____ DATA SHOWN
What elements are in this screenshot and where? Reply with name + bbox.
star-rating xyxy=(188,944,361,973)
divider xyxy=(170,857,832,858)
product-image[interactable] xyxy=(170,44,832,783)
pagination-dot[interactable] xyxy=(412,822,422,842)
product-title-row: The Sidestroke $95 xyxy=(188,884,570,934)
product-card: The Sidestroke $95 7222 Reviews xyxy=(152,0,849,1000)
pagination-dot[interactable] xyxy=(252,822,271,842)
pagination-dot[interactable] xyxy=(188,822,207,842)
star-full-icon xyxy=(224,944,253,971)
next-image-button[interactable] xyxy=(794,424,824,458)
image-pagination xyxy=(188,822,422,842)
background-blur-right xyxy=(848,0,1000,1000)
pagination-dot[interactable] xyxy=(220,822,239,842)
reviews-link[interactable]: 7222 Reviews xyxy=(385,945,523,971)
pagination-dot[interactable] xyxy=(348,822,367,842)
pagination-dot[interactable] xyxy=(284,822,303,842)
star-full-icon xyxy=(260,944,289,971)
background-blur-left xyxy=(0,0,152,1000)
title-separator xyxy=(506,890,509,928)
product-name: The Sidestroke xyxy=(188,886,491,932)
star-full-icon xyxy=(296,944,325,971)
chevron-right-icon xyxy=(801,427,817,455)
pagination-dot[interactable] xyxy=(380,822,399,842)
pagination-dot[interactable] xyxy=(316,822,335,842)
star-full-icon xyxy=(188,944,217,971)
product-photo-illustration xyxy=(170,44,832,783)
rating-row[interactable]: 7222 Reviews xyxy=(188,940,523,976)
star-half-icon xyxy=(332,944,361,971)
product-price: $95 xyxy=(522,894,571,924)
________
GOAL OF THE EXERCISE - How many lines in the listing above contain the string "pagination"? Reply with the number alone.

ANSWER TO THE PROBLEM - 9